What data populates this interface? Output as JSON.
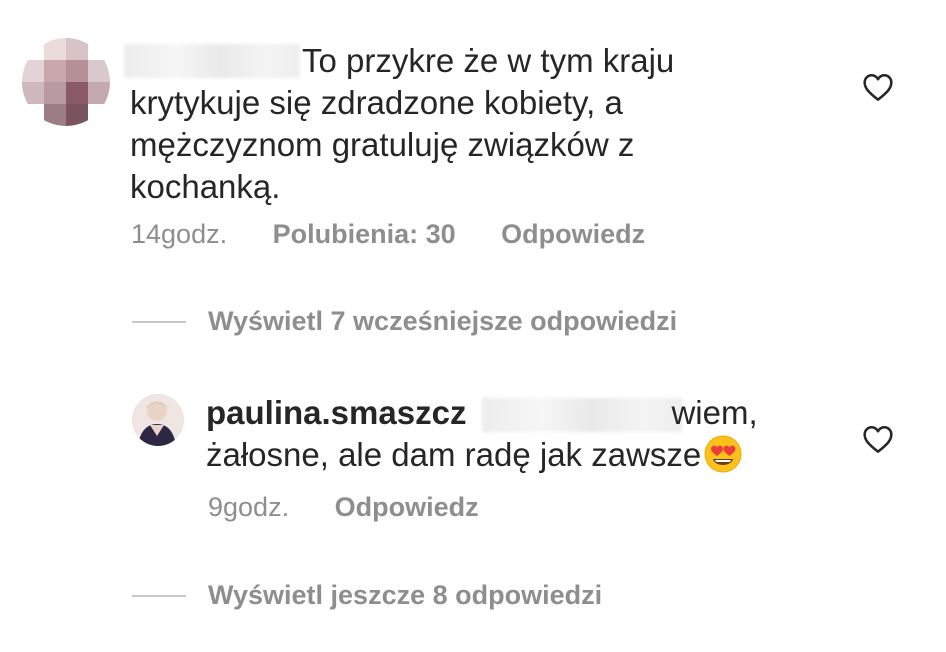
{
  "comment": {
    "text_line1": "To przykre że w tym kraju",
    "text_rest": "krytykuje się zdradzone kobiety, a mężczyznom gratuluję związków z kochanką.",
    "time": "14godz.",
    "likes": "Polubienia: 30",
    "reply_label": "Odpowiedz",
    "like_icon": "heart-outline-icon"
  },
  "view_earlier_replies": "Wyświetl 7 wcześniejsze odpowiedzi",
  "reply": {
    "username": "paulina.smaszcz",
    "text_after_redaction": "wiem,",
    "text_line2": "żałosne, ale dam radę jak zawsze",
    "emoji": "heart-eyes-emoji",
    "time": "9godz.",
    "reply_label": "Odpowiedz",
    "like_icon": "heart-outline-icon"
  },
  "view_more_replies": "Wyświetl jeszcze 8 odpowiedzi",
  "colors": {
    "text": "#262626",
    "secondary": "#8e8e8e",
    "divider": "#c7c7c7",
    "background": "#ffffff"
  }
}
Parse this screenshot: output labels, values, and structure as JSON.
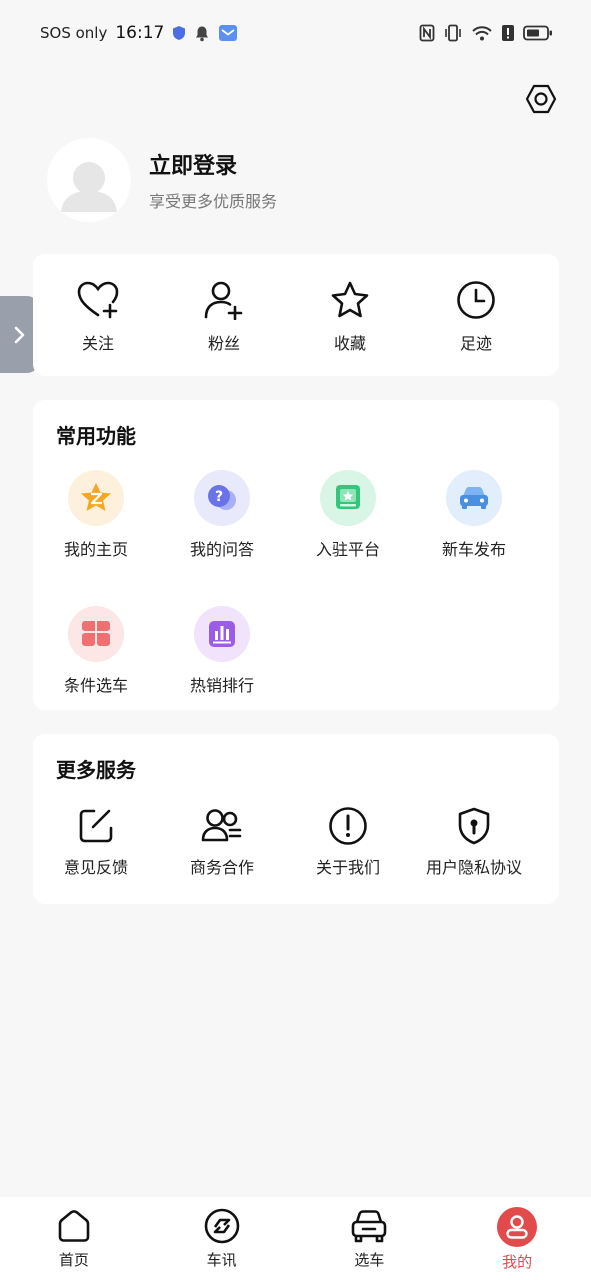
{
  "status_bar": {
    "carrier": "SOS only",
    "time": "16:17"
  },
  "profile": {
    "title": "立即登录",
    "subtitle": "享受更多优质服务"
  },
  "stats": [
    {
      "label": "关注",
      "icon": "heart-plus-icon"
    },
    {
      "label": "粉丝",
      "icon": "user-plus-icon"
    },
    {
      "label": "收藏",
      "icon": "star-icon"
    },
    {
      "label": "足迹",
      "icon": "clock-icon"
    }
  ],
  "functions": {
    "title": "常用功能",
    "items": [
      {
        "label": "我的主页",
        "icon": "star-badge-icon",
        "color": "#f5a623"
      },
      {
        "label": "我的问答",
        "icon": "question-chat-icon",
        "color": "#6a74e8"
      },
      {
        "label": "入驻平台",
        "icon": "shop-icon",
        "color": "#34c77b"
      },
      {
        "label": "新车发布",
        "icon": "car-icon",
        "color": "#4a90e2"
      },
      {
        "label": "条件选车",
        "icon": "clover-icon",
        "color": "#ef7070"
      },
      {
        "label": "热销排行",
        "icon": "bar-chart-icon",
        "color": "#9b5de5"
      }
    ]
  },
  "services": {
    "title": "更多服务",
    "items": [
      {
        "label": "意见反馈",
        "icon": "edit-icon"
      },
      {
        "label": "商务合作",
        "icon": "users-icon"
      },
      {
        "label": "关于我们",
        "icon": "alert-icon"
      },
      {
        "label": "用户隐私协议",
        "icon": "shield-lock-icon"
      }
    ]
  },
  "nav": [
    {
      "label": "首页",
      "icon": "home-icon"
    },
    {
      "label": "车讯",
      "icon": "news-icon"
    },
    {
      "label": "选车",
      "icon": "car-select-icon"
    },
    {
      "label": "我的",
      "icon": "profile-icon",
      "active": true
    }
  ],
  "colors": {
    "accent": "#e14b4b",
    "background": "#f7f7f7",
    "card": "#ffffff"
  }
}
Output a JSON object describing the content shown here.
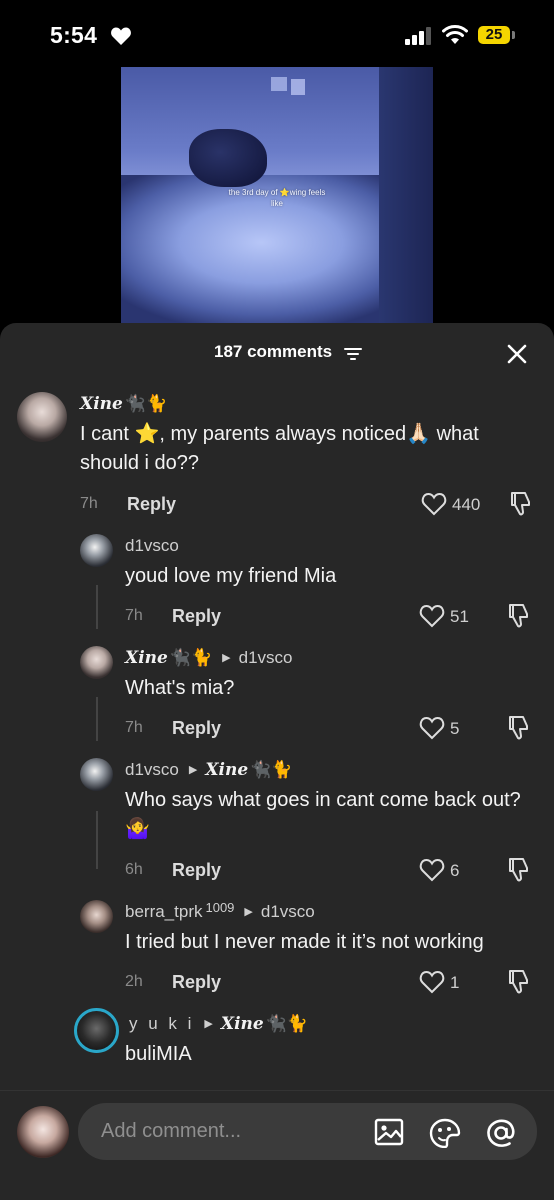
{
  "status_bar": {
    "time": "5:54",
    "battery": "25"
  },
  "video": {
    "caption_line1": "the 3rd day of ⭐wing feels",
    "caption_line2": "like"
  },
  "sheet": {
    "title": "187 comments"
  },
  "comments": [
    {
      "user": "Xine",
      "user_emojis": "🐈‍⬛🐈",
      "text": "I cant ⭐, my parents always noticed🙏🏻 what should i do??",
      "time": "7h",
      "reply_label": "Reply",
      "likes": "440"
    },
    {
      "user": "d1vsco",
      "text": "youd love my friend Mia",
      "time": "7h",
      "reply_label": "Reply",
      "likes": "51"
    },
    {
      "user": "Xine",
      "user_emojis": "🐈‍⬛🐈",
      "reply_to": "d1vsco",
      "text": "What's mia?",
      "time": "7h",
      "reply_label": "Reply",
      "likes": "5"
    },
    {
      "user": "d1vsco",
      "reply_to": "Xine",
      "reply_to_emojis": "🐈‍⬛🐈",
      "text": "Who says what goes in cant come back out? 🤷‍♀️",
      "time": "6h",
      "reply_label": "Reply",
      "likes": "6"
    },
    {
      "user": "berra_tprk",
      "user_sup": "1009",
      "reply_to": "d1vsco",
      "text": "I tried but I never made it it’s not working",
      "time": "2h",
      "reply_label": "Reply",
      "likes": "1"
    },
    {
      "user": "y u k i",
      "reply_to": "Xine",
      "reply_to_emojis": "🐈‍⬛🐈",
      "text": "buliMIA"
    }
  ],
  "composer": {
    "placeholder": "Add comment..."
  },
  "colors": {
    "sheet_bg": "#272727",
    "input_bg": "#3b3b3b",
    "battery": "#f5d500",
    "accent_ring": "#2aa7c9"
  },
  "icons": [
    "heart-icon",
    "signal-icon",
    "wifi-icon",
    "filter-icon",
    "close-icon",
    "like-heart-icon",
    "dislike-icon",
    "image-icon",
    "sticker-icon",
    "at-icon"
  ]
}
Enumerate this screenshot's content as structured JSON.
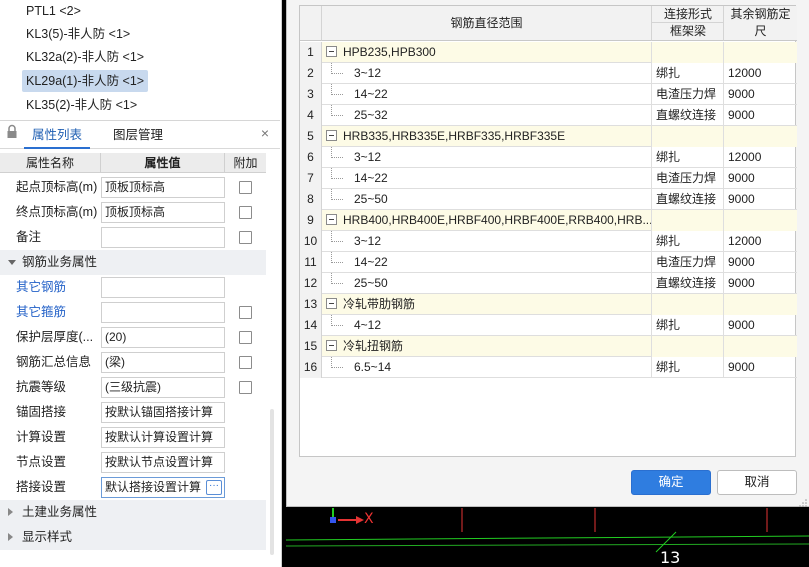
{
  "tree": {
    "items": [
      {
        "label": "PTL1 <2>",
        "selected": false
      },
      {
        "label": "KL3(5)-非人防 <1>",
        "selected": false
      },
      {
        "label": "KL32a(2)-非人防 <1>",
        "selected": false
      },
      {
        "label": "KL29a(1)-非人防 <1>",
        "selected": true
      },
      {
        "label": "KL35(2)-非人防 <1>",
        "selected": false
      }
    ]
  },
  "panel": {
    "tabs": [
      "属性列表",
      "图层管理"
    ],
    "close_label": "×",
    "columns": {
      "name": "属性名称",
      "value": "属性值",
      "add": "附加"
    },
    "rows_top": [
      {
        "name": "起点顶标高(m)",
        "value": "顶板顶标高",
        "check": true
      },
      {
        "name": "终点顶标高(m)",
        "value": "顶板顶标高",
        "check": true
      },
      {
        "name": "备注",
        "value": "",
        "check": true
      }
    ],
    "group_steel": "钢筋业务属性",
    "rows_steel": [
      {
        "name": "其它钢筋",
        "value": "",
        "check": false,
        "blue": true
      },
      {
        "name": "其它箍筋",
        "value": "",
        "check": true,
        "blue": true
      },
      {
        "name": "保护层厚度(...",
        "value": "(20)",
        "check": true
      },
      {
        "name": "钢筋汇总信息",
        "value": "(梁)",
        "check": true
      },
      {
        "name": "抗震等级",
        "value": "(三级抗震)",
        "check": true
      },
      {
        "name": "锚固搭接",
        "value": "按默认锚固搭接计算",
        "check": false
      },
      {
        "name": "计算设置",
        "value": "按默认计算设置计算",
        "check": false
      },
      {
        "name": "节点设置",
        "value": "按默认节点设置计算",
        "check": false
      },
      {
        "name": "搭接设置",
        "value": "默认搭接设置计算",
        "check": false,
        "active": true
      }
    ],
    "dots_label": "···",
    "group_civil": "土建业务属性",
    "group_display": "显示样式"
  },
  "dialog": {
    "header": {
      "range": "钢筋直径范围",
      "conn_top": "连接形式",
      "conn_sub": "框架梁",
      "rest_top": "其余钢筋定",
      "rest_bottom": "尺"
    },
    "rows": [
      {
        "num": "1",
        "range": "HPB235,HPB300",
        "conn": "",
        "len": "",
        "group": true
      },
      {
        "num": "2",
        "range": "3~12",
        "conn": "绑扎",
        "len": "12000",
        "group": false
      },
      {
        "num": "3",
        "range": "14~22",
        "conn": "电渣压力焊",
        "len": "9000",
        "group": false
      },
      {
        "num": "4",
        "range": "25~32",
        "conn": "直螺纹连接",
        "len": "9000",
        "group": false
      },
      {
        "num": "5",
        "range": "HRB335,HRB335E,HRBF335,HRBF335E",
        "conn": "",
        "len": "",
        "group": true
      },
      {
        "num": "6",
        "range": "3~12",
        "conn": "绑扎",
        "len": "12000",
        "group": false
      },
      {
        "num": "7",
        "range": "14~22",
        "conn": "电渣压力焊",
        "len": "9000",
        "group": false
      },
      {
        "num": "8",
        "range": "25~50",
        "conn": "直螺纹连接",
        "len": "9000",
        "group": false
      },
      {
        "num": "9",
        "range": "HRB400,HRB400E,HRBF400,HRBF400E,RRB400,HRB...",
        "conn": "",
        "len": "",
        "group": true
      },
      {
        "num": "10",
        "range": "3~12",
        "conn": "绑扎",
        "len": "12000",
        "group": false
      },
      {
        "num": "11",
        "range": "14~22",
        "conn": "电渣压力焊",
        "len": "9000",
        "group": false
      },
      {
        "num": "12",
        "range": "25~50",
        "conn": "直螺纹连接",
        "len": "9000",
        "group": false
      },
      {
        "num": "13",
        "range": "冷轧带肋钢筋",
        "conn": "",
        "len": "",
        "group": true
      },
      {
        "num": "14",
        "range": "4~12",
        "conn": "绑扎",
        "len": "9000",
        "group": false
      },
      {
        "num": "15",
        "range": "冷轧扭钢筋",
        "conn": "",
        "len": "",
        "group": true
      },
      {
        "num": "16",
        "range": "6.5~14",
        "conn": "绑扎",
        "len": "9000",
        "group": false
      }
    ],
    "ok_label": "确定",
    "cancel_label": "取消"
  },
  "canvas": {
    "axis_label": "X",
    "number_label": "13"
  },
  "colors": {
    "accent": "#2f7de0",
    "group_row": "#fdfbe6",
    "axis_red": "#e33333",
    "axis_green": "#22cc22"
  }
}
────────────────────
• [Challenge] Determine how many of the lines above hold the word "screenshot", and output that number by itself.

• [Solution to this exercise] 2